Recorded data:
— BEGIN —

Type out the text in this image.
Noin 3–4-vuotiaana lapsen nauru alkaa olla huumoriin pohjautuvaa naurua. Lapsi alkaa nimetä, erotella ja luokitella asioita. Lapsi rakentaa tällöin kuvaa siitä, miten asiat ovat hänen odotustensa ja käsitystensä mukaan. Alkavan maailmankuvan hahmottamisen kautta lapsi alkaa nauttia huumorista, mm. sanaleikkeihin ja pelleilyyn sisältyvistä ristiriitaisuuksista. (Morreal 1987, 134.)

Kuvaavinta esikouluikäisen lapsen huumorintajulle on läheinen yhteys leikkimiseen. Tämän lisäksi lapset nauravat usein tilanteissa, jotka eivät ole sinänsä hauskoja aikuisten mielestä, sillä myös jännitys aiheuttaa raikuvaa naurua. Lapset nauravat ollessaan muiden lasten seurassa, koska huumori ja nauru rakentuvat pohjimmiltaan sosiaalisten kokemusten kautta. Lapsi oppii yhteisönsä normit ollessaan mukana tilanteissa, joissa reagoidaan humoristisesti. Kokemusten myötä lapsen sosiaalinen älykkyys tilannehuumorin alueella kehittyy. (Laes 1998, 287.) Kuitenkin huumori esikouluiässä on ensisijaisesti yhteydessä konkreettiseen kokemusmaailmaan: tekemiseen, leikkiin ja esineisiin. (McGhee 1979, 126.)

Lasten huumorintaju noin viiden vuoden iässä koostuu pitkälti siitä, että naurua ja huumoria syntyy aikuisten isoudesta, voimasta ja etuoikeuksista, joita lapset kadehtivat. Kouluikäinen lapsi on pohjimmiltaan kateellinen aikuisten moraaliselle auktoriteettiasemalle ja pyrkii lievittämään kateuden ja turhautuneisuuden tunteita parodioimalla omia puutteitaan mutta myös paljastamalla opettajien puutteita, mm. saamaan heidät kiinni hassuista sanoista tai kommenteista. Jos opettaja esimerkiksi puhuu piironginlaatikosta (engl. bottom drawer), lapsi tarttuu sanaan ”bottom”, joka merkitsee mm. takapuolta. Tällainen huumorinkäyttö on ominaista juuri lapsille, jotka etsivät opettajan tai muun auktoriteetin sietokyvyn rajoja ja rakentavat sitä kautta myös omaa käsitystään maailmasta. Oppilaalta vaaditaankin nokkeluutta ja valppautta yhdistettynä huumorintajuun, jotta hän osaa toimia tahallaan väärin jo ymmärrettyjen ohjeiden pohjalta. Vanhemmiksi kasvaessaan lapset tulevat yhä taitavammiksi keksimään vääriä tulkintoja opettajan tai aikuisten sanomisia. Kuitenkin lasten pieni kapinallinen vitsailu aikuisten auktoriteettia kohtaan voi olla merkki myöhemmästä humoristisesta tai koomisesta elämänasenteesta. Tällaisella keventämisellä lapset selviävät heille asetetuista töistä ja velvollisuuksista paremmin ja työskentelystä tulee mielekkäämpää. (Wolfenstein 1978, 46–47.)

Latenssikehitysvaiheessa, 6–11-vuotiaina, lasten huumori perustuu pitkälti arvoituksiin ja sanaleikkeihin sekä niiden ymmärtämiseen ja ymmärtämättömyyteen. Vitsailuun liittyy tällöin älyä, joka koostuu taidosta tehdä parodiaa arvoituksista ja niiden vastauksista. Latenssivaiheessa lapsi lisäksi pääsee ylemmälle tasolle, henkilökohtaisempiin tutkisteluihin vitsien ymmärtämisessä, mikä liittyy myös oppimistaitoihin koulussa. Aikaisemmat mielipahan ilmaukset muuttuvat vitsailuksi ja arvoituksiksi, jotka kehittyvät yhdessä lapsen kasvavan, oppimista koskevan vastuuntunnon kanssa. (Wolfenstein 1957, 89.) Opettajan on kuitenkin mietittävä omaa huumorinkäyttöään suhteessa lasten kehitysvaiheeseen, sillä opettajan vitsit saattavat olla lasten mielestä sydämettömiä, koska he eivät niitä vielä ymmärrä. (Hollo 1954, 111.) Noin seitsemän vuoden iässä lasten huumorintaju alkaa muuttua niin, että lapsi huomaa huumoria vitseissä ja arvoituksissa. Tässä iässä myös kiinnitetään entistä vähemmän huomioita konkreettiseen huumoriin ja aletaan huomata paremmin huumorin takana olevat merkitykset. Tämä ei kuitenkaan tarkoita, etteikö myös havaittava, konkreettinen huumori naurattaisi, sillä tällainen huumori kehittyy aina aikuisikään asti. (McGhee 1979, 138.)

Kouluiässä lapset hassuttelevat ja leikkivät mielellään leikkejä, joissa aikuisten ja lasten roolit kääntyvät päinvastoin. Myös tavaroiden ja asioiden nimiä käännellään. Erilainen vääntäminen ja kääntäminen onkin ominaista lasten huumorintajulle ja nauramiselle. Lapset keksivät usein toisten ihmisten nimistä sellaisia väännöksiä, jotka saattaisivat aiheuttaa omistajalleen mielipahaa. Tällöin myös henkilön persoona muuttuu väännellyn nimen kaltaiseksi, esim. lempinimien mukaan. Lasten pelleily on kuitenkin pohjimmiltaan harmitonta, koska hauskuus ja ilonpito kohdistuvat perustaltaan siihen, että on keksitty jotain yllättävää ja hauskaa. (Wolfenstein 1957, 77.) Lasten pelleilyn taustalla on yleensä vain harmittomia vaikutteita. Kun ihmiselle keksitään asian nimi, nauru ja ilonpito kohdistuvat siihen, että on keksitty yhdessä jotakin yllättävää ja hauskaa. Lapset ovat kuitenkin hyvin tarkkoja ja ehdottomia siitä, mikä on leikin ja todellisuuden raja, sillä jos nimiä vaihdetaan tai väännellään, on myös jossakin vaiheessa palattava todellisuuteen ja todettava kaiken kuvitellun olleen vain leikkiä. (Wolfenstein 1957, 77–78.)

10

— END —

Exercise instructions
Copy all data exactly, start to finish.

Worked answer
Type out the text in this image.
Noin 3–4-vuotiaana lapsen nauru alkaa olla huumoriin pohjautuvaa naurua. Lapsi alkaa nimetä, erotella ja luokitella asioita. Lapsi rakentaa tällöin kuvaa siitä, miten asiat ovat hänen odotustensa ja käsitystensä mukaan. Alkavan maailmankuvan hahmottamisen kautta lapsi alkaa nauttia huumorista, mm. sanaleikkeihin ja pelleilyyn sisältyvistä ristiriitaisuuksista. (Morreal 1987, 134.)

Kuvaavinta esikouluikäisen lapsen huumorintajulle on läheinen yhteys leikkimiseen. Tämän lisäksi lapset nauravat usein tilanteissa, jotka eivät ole sinänsä hauskoja aikuisten mielestä, sillä myös jännitys aiheuttaa raikuvaa naurua. Lapset nauravat ollessaan muiden lasten seurassa, koska huumori ja nauru rakentuvat pohjimmiltaan sosiaalisten kokemusten kautta. Lapsi oppii yhteisönsä normit ollessaan mukana tilanteissa, joissa reagoidaan humoristisesti. Kokemusten myötä lapsen sosiaalinen älykkyys tilannehuumorin alueella kehittyy. (Laes 1998, 287.) Kuitenkin huumori esikouluiässä on ensisijaisesti yhteydessä konkreettiseen kokemusmaailmaan: tekemiseen, leikkiin ja esineisiin. (McGhee 1979, 126.)

Lasten huumorintaju noin viiden vuoden iässä koostuu pitkälti siitä, että naurua ja huumoria syntyy aikuisten isoudesta, voimasta ja etuoikeuksista, joita lapset kadehtivat. Kouluikäinen lapsi on pohjimmiltaan kateellinen aikuisten moraaliselle auktoriteettiasemalle ja pyrkii lievittämään kateuden ja turhautuneisuuden tunteita parodioimalla omia puutteitaan mutta myös paljastamalla opettajien puutteita, mm. saamaan heidät kiinni hassuista sanoista tai kommenteista. Jos opettaja esimerkiksi puhuu piironginlaatikosta (engl. bottom drawer), lapsi tarttuu sanaan ”bottom”, joka merkitsee mm. takapuolta. Tällainen huumorinkäyttö on ominaista juuri lapsille, jotka etsivät opettajan tai muun auktoriteetin sietokyvyn rajoja ja rakentavat sitä kautta myös omaa käsitystään maailmasta. Oppilaalta vaaditaankin nokkeluutta ja valppautta yhdistettynä huumorintajuun, jotta hän osaa toimia tahallaan väärin jo ymmärrettyjen ohjeiden pohjalta. Vanhemmiksi kasvaessaan lapset tulevat yhä taitavammiksi keksimään vääriä tulkintoja opettajan tai aikuisten sanomisia. Kuitenkin lasten pieni kapinallinen vitsailu aikuisten auktoriteettia kohtaan voi olla merkki myöhemmästä humoristisesta tai koomisesta elämänasenteesta. Tällaisella keventämisellä lapset selviävät heille asetetuista töistä ja velvollisuuksista paremmin ja työskentelystä tulee mielekkäämpää. (Wolfenstein 1978, 46–47.)

Latenssikehitysvaiheessa, 6–11-vuotiaina, lasten huumori perustuu pitkälti arvoituksiin ja sanaleikkeihin sekä niiden ymmärtämiseen ja ymmärtämättömyyteen. Vitsailuun liittyy tällöin älyä, joka koostuu taidosta tehdä parodiaa arvoituksista ja niiden vastauksista. Latenssivaiheessa lapsi lisäksi pääsee ylemmälle tasolle, henkilökohtaisempiin tutkisteluihin vitsien ymmärtämisessä, mikä liittyy myös oppimistaitoihin koulussa. Aikaisemmat mielipahan ilmaukset muuttuvat vitsailuksi ja arvoituksiksi, jotka kehittyvät yhdessä lapsen kasvavan, oppimista koskevan vastuuntunnon kanssa. (Wolfenstein 1957, 89.) Opettajan on kuitenkin mietittävä omaa huumorinkäyttöään suhteessa lasten kehitysvaiheeseen, sillä opettajan vitsit saattavat olla lasten mielestä sydämettömiä, koska he eivät niitä vielä ymmärrä. (Hollo 1954, 111.) Noin seitsemän vuoden iässä lasten huumorintaju alkaa muuttua niin, että lapsi huomaa huumoria vitseissä ja arvoituksissa. Tässä iässä myös kiinnitetään entistä vähemmän huomioita konkreettiseen huumoriin ja aletaan huomata paremmin huumorin takana olevat merkitykset. Tämä ei kuitenkaan tarkoita, etteikö myös havaittava, konkreettinen huumori naurattaisi, sillä tällainen huumori kehittyy aina aikuisikään asti. (McGhee 1979, 138.)

Kouluiässä lapset hassuttelevat ja leikkivät mielellään leikkejä, joissa aikuisten ja lasten roolit kääntyvät päinvastoin. Myös tavaroiden ja asioiden nimiä käännellään. Erilainen vääntäminen ja kääntäminen onkin ominaista lasten huumorintajulle ja nauramiselle. Lapset keksivät usein toisten ihmisten nimistä sellaisia väännöksiä, jotka saattaisivat aiheuttaa omistajalleen mielipahaa. Tällöin myös henkilön persoona muuttuu väännellyn nimen kaltaiseksi, esim. lempinimien mukaan. Lasten pelleily on kuitenkin pohjimmiltaan harmitonta, koska hauskuus ja ilonpito kohdistuvat perustaltaan siihen, että on keksitty jotain yllättävää ja hauskaa. (Wolfenstein 1957, 77.) Lasten pelleilyn taustalla on yleensä vain harmittomia vaikutteita. Kun ihmiselle keksitään asian nimi, nauru ja ilonpito kohdistuvat siihen, että on keksitty yhdessä jotakin yllättävää ja hauskaa. Lapset ovat kuitenkin hyvin tarkkoja ja ehdottomia siitä, mikä on leikin ja todellisuuden raja, sillä jos nimiä vaihdetaan tai väännellään, on myös jossakin vaiheessa palattava todellisuuteen ja todettava kaiken kuvitellun olleen vain leikkiä. (Wolfenstein 1957, 77–78.)

10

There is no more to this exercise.